Task brief —
Lift out all lines below that contain "category".

Given data —
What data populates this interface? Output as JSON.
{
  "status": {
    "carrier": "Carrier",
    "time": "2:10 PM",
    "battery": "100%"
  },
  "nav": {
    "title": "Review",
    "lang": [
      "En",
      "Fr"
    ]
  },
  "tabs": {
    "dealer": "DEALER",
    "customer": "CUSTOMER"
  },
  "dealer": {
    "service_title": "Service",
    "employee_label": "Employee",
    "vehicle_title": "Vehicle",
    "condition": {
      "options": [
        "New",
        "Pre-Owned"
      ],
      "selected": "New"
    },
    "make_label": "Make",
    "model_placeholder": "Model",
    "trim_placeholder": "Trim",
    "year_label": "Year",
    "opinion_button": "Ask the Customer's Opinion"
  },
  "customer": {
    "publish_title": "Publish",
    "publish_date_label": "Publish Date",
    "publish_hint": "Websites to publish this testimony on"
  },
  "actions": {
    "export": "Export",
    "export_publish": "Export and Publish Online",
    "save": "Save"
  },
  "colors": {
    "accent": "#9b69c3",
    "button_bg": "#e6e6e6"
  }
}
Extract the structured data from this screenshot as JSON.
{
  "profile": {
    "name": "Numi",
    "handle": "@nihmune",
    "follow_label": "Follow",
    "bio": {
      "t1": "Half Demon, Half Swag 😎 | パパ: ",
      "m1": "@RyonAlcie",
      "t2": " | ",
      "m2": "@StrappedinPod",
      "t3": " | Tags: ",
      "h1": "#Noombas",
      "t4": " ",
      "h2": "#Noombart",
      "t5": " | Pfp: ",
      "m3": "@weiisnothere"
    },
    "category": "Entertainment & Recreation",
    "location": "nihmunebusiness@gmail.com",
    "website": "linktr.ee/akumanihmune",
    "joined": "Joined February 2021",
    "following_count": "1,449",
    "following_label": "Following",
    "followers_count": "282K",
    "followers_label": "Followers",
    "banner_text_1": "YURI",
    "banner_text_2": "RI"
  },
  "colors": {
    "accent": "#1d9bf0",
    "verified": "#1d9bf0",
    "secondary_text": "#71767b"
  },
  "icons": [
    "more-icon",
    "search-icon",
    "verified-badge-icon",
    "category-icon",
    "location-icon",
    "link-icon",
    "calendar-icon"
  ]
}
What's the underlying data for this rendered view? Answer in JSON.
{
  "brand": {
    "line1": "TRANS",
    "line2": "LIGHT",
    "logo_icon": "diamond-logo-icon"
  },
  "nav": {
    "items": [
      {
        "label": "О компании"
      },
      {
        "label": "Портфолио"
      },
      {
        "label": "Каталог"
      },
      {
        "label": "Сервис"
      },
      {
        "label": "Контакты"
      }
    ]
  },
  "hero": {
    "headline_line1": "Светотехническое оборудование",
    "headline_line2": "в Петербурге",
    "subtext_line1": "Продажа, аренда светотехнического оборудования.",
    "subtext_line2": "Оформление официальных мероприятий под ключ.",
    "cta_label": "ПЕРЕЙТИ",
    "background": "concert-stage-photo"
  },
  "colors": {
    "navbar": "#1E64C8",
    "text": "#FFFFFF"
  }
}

Solved exercise —
    "category": "Entertainment & Recreation",
    "category-icon",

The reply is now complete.